Task instructions ▸
Word for word, set down the records and skip each picture.

Data entries ▸
_ _ _
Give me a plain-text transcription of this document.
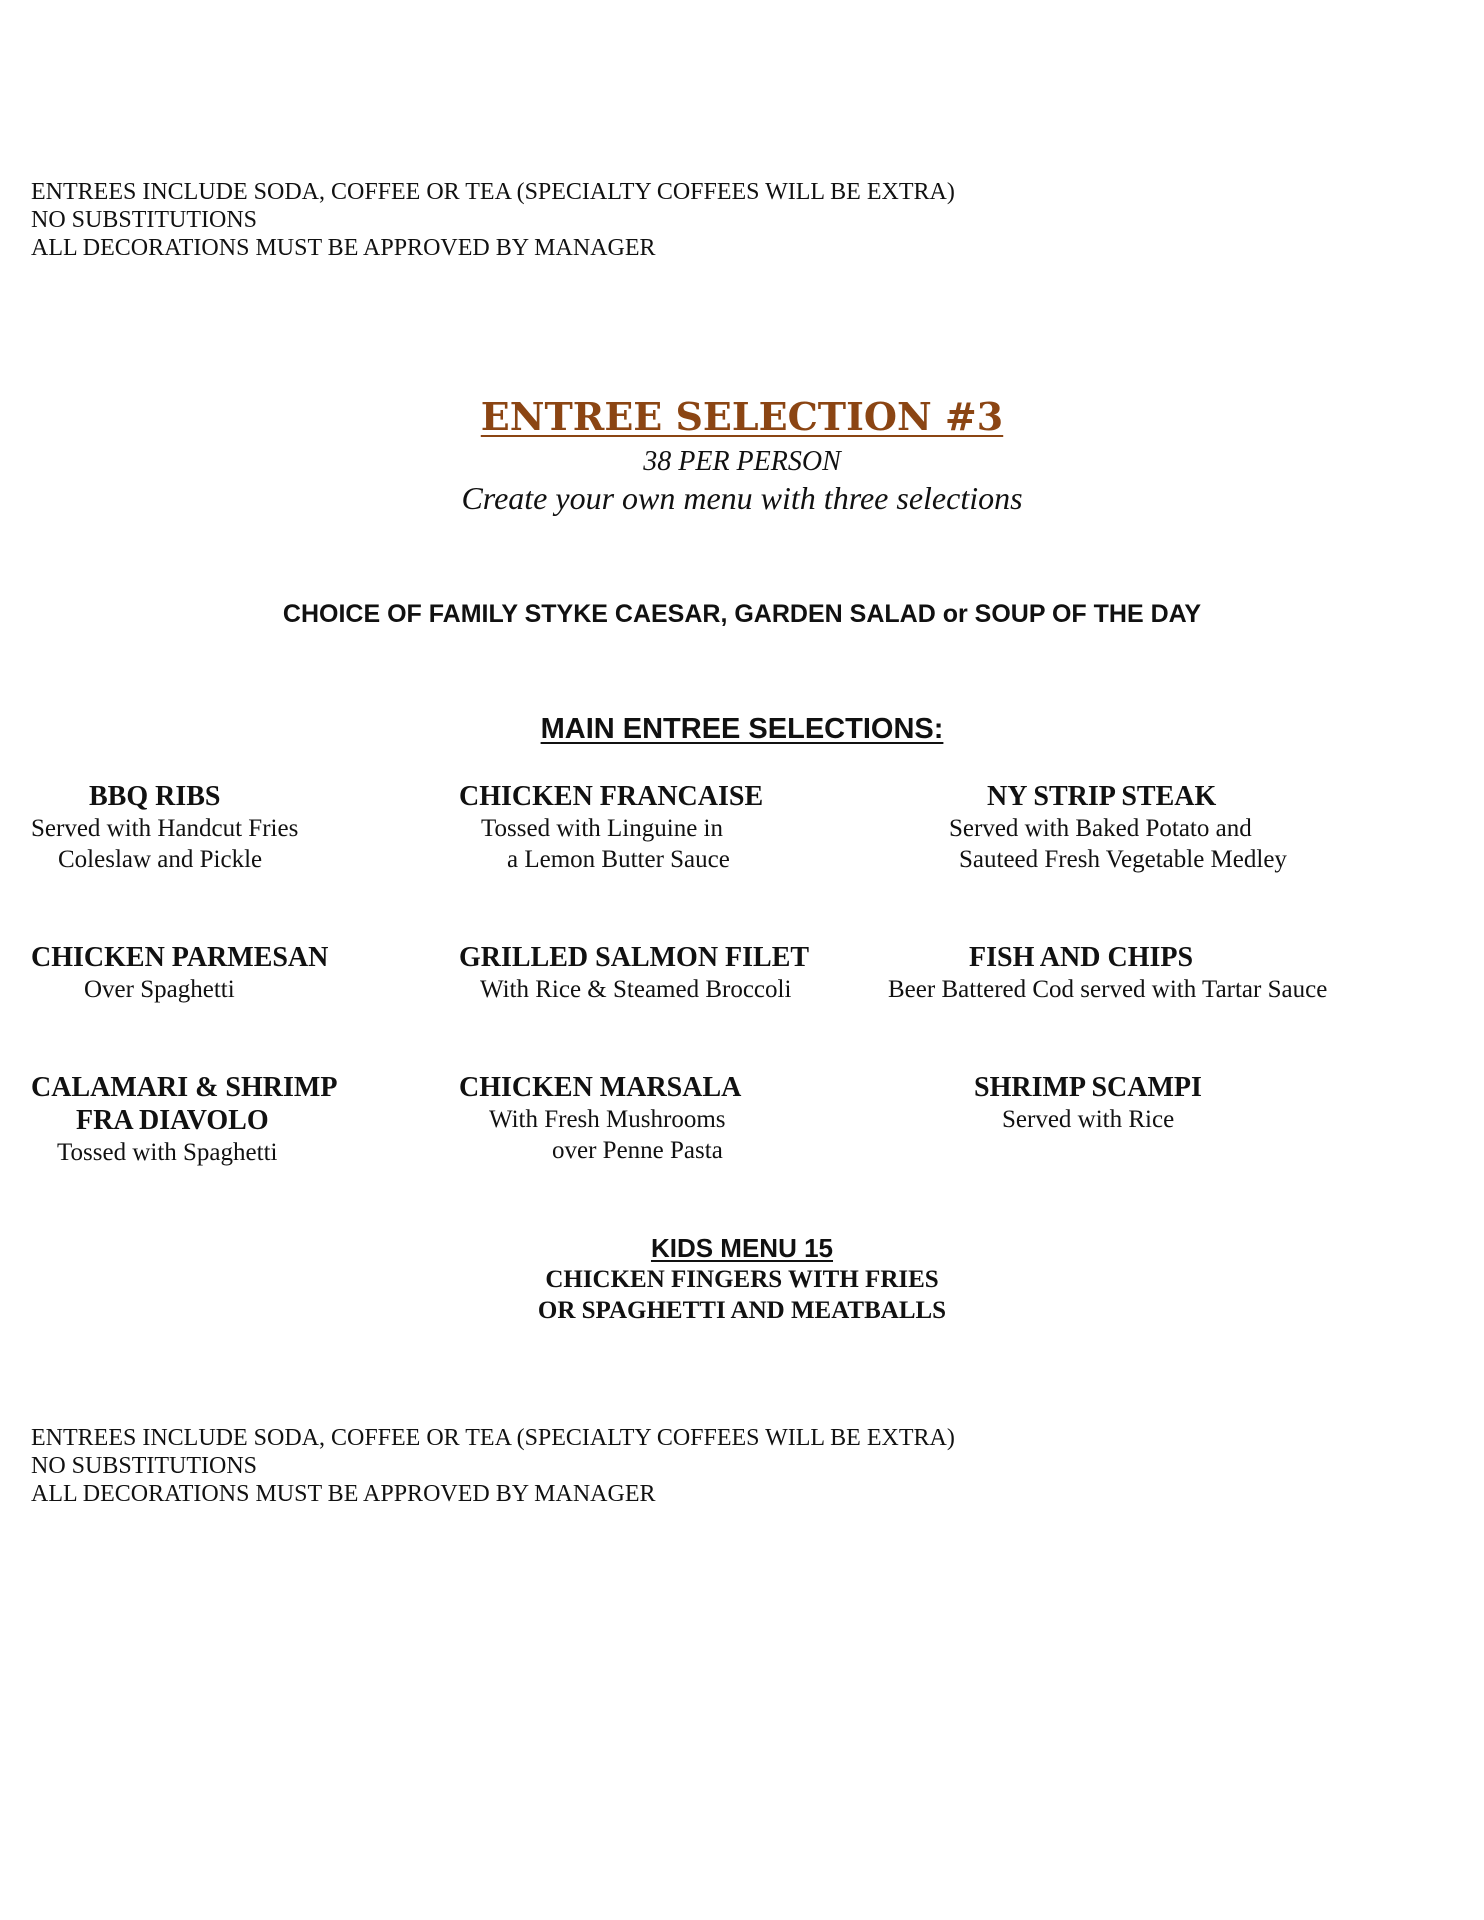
ENTREES INCLUDE SODA, COFFEE OR TEA (SPECIALTY COFFEES WILL BE EXTRA)
NO SUBSTITUTIONS
ALL DECORATIONS MUST BE APPROVED BY MANAGER
ENTREE SELECTION #3

38 PER PERSON

Create your own menu with three selections

CHOICE OF FAMILY STYKE CAESAR, GARDEN SALAD or SOUP OF THE DAY

MAIN ENTREE SELECTIONS:
BBQ RIBS
Served with Handcut Fries
Coleslaw and Pickle
CHICKEN FRANCAISE
Tossed with Linguine in
a Lemon Butter Sauce
NY STRIP STEAK
Served with Baked Potato and
Sauteed Fresh Vegetable Medley
CHICKEN PARMESAN
Over Spaghetti
GRILLED SALMON FILET
With Rice & Steamed Broccoli
FISH AND CHIPS
Beer Battered Cod served with Tartar Sauce
CALAMARI & SHRIMP
FRA DIAVOLO
Tossed with Spaghetti
CHICKEN MARSALA
With Fresh Mushrooms
over Penne Pasta
SHRIMP SCAMPI
Served with Rice
KIDS MENU 15
CHICKEN FINGERS WITH FRIES
OR SPAGHETTI AND MEATBALLS
ENTREES INCLUDE SODA, COFFEE OR TEA (SPECIALTY COFFEES WILL BE EXTRA)
NO SUBSTITUTIONS
ALL DECORATIONS MUST BE APPROVED BY MANAGER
_ _ _
Reply to the exercise ▸
Give me a plain-text transcription of this document.
ENTREES INCLUDE SODA, COFFEE OR TEA (SPECIALTY COFFEES WILL BE EXTRA)
NO SUBSTITUTIONS
ALL DECORATIONS MUST BE APPROVED BY MANAGER
ENTREE SELECTION #3

38 PER PERSON

Create your own menu with three selections

CHOICE OF FAMILY STYKE CAESAR, GARDEN SALAD or SOUP OF THE DAY

MAIN ENTREE SELECTIONS:
BBQ RIBS
Served with Handcut Fries
Coleslaw and Pickle
CHICKEN FRANCAISE
Tossed with Linguine in
a Lemon Butter Sauce
NY STRIP STEAK
Served with Baked Potato and
Sauteed Fresh Vegetable Medley
CHICKEN PARMESAN
Over Spaghetti
GRILLED SALMON FILET
With Rice & Steamed Broccoli
FISH AND CHIPS
Beer Battered Cod served with Tartar Sauce
CALAMARI & SHRIMP
FRA DIAVOLO
Tossed with Spaghetti
CHICKEN MARSALA
With Fresh Mushrooms
over Penne Pasta
SHRIMP SCAMPI
Served with Rice
KIDS MENU 15
CHICKEN FINGERS WITH FRIES
OR SPAGHETTI AND MEATBALLS
ENTREES INCLUDE SODA, COFFEE OR TEA (SPECIALTY COFFEES WILL BE EXTRA)
NO SUBSTITUTIONS
ALL DECORATIONS MUST BE APPROVED BY MANAGER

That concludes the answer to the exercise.